Stored rows »
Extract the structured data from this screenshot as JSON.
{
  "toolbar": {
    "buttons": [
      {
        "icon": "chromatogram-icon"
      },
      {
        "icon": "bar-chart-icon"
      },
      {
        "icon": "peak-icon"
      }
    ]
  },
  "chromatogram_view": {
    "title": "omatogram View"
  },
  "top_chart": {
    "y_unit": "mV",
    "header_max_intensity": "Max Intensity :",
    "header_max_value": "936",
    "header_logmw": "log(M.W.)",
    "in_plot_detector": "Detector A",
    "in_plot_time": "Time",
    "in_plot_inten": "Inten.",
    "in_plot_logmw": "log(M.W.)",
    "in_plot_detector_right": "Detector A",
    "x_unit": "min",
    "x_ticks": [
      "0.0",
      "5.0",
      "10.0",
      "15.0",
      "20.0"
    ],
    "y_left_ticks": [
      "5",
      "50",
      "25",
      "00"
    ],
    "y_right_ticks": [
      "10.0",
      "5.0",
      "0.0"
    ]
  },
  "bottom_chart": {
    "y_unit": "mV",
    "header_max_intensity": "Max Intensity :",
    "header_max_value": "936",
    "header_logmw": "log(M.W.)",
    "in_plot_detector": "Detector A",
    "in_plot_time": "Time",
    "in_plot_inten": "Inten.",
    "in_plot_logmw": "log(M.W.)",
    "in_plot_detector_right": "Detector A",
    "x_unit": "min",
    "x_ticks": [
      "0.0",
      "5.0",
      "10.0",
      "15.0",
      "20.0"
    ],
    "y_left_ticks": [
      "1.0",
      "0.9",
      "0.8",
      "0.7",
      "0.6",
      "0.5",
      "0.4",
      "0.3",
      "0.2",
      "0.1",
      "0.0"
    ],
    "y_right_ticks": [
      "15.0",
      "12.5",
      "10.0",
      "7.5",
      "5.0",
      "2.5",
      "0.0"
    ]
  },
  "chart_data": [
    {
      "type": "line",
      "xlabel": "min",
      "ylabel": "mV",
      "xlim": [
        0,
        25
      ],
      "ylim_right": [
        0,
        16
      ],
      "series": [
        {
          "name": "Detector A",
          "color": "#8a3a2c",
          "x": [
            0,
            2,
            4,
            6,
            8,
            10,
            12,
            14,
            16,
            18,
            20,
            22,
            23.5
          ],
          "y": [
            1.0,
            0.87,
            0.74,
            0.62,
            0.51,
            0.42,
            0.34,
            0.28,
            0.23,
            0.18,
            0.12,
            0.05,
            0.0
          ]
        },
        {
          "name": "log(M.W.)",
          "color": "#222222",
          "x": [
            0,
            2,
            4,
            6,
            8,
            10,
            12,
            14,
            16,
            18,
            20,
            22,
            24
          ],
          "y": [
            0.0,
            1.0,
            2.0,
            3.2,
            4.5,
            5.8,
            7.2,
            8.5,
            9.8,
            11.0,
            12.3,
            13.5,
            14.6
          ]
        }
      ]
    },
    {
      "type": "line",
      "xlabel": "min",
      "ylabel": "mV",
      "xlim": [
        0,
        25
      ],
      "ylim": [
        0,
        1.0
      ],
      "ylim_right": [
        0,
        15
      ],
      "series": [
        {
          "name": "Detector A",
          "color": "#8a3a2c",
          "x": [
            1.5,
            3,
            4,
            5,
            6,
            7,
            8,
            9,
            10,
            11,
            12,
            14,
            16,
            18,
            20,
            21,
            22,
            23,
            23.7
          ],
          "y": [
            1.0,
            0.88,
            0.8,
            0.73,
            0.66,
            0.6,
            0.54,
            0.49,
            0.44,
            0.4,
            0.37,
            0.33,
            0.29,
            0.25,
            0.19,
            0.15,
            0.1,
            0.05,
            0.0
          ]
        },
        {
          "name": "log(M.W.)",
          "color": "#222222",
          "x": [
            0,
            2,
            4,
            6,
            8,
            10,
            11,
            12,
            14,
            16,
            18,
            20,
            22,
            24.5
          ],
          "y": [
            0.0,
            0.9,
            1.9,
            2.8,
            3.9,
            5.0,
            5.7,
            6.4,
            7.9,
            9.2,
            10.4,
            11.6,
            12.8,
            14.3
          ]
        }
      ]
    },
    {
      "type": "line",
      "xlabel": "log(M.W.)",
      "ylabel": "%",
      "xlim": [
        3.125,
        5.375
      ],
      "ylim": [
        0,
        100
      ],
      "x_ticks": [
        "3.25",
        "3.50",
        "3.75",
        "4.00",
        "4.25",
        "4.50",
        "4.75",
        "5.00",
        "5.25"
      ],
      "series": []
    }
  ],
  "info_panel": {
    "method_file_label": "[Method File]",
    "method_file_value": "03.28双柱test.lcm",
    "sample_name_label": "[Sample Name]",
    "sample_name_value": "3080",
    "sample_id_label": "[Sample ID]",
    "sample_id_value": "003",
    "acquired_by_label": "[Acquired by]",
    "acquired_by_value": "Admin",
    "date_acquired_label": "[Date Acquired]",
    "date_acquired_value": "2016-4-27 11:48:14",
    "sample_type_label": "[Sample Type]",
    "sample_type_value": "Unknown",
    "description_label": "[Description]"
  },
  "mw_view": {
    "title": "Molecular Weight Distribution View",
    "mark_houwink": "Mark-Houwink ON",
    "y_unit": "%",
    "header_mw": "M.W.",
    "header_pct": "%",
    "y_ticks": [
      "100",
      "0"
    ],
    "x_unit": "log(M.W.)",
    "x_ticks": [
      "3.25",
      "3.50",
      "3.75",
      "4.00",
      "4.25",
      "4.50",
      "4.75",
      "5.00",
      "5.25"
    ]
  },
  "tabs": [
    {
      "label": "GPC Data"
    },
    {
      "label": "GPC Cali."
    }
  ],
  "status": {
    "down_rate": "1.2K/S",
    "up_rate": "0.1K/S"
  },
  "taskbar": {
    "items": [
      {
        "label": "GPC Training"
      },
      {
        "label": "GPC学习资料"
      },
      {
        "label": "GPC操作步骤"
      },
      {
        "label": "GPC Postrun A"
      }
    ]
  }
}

Short problem » Find how many lines in the listing hold "icon", and reply with that number only.

Result for this task » 3